§ What the task requires: Quote the material word for word, from the line containing "scatter-point [1232,801,1256,825]" through the line containing "scatter-point [1645,1005,1669,1029]", including both of those lines.

§ Raw records:
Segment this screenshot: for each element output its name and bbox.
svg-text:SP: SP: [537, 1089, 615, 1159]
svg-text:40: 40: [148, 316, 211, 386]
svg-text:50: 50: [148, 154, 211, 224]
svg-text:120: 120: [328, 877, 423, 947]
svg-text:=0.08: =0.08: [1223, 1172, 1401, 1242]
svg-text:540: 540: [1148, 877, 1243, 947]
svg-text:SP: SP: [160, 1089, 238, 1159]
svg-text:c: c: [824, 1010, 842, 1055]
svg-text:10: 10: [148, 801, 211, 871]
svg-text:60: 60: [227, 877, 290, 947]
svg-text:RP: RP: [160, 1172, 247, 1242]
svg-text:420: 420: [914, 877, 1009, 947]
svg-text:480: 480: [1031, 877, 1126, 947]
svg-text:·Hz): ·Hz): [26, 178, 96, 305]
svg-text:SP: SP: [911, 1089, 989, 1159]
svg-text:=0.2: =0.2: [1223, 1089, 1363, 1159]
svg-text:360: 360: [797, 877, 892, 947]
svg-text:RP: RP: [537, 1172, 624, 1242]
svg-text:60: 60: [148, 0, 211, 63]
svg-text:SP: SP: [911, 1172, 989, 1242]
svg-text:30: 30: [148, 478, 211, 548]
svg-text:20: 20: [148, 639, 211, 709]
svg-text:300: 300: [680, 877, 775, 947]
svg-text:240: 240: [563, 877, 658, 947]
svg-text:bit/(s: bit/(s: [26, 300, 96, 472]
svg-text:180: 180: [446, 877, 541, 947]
---
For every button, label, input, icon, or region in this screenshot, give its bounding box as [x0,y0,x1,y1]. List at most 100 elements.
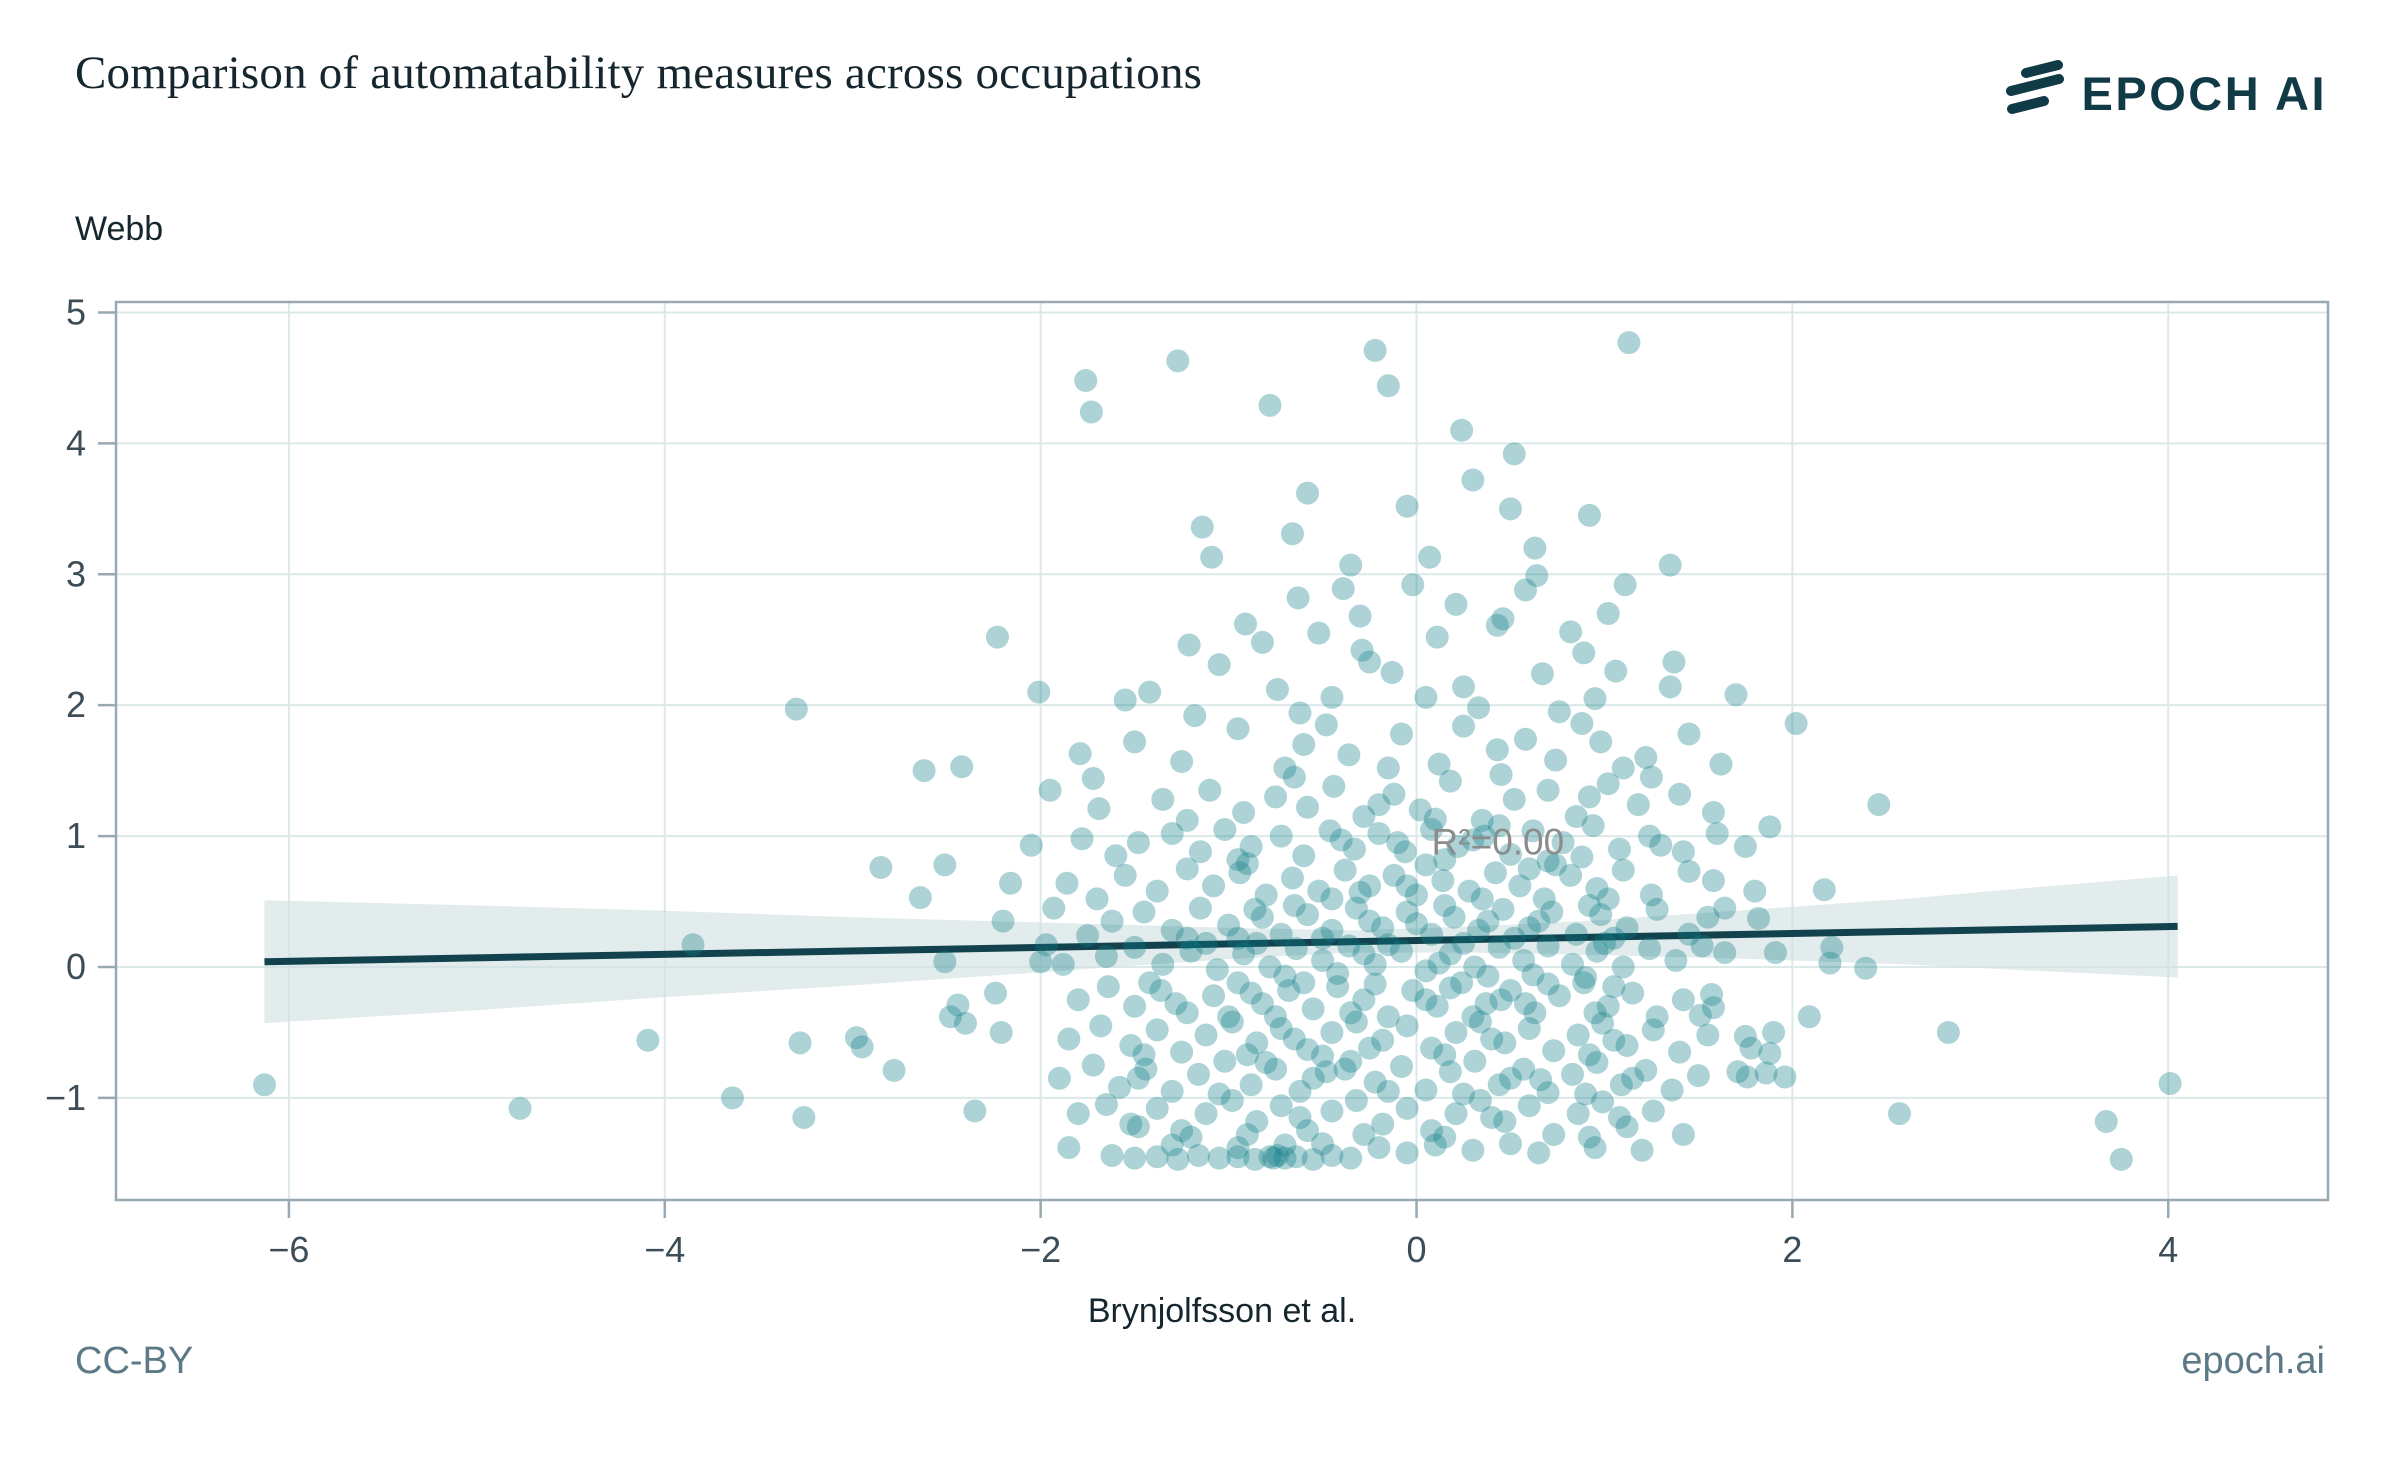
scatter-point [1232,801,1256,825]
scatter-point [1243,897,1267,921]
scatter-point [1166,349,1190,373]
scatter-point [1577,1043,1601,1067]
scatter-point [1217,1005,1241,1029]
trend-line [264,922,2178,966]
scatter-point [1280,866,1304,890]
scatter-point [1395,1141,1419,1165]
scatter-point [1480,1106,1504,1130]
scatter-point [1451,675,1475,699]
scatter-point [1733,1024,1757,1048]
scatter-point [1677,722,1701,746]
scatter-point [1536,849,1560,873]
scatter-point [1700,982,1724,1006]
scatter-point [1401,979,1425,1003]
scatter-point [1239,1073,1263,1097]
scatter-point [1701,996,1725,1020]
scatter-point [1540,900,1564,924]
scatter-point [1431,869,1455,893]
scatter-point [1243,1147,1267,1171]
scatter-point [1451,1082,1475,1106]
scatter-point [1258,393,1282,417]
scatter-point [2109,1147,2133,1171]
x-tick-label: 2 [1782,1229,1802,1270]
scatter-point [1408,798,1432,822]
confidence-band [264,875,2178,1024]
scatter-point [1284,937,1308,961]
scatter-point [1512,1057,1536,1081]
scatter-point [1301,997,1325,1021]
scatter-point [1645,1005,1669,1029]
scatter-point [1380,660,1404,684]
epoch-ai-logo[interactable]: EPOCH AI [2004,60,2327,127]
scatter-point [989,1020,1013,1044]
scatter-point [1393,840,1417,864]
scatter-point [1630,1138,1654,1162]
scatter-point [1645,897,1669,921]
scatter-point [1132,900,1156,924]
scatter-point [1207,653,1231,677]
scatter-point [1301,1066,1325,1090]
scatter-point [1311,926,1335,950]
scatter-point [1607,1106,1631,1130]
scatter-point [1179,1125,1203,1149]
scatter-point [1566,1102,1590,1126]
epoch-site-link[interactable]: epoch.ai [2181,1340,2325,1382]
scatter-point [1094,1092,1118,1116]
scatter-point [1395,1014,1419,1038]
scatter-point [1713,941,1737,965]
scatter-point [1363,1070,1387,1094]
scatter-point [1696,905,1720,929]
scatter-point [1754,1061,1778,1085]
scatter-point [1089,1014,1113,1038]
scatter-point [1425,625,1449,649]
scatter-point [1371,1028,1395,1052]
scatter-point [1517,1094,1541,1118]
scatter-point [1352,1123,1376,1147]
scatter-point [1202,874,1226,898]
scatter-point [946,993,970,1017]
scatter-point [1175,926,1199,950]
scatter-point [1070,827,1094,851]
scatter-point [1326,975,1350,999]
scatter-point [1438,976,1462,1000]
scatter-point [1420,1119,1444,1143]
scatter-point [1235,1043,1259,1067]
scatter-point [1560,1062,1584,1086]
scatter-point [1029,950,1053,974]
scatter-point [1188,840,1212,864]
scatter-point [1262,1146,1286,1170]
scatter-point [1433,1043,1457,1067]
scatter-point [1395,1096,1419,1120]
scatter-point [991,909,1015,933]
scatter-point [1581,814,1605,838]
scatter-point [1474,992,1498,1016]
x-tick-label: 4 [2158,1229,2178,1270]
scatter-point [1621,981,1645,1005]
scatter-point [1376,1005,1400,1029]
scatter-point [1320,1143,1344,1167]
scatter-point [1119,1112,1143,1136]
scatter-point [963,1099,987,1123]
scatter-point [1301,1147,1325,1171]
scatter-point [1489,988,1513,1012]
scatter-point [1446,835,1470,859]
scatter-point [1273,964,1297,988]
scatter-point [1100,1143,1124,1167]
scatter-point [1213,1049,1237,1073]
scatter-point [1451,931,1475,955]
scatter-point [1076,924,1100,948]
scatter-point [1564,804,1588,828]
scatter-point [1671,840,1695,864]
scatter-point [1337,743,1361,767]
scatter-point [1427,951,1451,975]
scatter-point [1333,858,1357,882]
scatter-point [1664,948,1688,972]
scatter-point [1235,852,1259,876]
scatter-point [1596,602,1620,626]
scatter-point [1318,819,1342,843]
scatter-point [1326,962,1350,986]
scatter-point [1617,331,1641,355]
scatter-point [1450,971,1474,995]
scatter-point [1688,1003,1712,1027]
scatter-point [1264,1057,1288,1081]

§ Response to the task:
scatter-point [1232,801,1256,825]
scatter-point [1243,897,1267,921]
scatter-point [1166,349,1190,373]
scatter-point [1577,1043,1601,1067]
scatter-point [1217,1005,1241,1029]
trend-line [264,922,2178,966]
scatter-point [1280,866,1304,890]
scatter-point [1395,1141,1419,1165]
scatter-point [1480,1106,1504,1130]
scatter-point [1451,675,1475,699]
scatter-point [1733,1024,1757,1048]
scatter-point [1677,722,1701,746]
scatter-point [1536,849,1560,873]
scatter-point [1700,982,1724,1006]
scatter-point [1401,979,1425,1003]
scatter-point [1239,1073,1263,1097]
scatter-point [1701,996,1725,1020]
scatter-point [1540,900,1564,924]
scatter-point [1431,869,1455,893]
scatter-point [1243,1147,1267,1171]
scatter-point [1451,1082,1475,1106]
scatter-point [1258,393,1282,417]
scatter-point [2109,1147,2133,1171]
x-tick-label: 2 [1782,1229,1802,1270]
scatter-point [1408,798,1432,822]
confidence-band [264,875,2178,1024]
scatter-point [1284,937,1308,961]
scatter-point [1512,1057,1536,1081]
scatter-point [1301,997,1325,1021]
scatter-point [1645,1005,1669,1029]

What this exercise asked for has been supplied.